## Start The records

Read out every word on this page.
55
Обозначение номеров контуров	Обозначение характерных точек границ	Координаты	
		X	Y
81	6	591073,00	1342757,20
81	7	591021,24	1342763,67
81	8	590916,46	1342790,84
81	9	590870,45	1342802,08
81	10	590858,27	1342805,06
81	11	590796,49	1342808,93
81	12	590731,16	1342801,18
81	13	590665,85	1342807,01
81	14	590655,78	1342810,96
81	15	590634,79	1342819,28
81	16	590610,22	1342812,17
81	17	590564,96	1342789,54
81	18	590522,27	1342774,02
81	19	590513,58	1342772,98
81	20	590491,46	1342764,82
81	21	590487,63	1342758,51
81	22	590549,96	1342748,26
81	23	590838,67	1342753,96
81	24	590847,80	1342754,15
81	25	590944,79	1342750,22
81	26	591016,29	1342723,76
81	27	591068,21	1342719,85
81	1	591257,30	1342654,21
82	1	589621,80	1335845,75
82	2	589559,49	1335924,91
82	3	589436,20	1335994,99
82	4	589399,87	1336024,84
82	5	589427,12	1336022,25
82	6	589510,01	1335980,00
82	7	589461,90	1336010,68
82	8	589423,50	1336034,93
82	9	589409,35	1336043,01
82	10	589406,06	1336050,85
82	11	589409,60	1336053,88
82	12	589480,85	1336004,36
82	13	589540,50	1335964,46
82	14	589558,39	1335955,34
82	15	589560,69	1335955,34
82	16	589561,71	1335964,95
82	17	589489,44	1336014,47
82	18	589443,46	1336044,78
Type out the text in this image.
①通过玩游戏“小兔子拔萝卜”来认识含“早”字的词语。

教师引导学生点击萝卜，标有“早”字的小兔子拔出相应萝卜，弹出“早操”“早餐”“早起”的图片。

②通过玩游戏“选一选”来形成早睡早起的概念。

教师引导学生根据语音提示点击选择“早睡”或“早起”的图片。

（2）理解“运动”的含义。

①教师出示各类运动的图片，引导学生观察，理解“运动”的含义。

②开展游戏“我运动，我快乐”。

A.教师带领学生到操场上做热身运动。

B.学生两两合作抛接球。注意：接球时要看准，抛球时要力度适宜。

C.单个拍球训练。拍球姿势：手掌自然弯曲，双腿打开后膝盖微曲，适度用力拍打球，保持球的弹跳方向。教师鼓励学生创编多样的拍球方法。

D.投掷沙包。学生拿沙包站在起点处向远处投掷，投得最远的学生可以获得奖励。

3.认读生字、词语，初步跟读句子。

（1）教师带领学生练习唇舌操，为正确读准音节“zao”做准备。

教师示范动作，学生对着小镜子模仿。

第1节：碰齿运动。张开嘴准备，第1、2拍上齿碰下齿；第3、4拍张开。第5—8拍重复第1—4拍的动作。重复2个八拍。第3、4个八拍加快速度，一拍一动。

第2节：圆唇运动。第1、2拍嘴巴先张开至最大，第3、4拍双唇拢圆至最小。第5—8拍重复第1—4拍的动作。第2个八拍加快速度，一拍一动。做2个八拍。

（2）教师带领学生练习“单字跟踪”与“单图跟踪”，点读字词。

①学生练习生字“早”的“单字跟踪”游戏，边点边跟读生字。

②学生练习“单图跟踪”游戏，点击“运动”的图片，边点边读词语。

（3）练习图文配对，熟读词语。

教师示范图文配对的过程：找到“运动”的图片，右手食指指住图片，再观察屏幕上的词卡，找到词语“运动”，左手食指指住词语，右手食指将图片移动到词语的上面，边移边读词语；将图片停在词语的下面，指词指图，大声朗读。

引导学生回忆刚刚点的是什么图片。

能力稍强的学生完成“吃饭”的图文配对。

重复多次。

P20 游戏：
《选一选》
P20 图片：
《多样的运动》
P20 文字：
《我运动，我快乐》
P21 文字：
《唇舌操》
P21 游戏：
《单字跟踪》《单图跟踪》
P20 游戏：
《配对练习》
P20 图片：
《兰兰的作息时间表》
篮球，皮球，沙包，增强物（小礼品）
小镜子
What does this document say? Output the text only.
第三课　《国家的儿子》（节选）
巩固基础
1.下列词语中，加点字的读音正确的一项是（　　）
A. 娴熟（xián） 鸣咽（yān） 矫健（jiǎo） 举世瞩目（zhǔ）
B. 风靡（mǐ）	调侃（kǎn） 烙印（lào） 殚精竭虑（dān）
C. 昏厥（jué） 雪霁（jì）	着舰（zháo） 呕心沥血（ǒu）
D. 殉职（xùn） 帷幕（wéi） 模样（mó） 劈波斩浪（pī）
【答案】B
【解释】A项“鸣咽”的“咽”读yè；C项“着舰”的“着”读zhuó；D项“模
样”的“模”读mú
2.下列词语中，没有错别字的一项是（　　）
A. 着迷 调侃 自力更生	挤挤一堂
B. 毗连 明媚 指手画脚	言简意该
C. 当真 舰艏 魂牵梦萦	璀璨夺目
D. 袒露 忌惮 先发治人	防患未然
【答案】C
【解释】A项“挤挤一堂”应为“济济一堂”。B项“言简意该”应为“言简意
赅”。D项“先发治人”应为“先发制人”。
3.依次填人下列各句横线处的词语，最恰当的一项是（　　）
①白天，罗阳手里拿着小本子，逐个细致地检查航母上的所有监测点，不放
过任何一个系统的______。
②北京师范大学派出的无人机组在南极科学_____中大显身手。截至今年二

## End The records

> [Goal] Retype, exactly and only, the lines running from the one with "What does this" through the final line of the listing above.

> [Answer to this task]
What does this document say? Output the text only.
第三课　《国家的儿子》（节选）
巩固基础
1.下列词语中，加点字的读音正确的一项是（　　）
A. 娴熟（xián） 鸣咽（yān） 矫健（jiǎo） 举世瞩目（zhǔ）
B. 风靡（mǐ）	调侃（kǎn） 烙印（lào） 殚精竭虑（dān）
C. 昏厥（jué） 雪霁（jì）	着舰（zháo） 呕心沥血（ǒu）
D. 殉职（xùn） 帷幕（wéi） 模样（mó） 劈波斩浪（pī）
【答案】B
【解释】A项“鸣咽”的“咽”读yè；C项“着舰”的“着”读zhuó；D项“模
样”的“模”读mú
2.下列词语中，没有错别字的一项是（　　）
A. 着迷 调侃 自力更生	挤挤一堂
B. 毗连 明媚 指手画脚	言简意该
C. 当真 舰艏 魂牵梦萦	璀璨夺目
D. 袒露 忌惮 先发治人	防患未然
【答案】C
【解释】A项“挤挤一堂”应为“济济一堂”。B项“言简意该”应为“言简意
赅”。D项“先发治人”应为“先发制人”。
3.依次填人下列各句横线处的词语，最恰当的一项是（　　）
①白天，罗阳手里拿着小本子，逐个细致地检查航母上的所有监测点，不放
过任何一个系统的______。
②北京师范大学派出的无人机组在南极科学_____中大显身手。截至今年二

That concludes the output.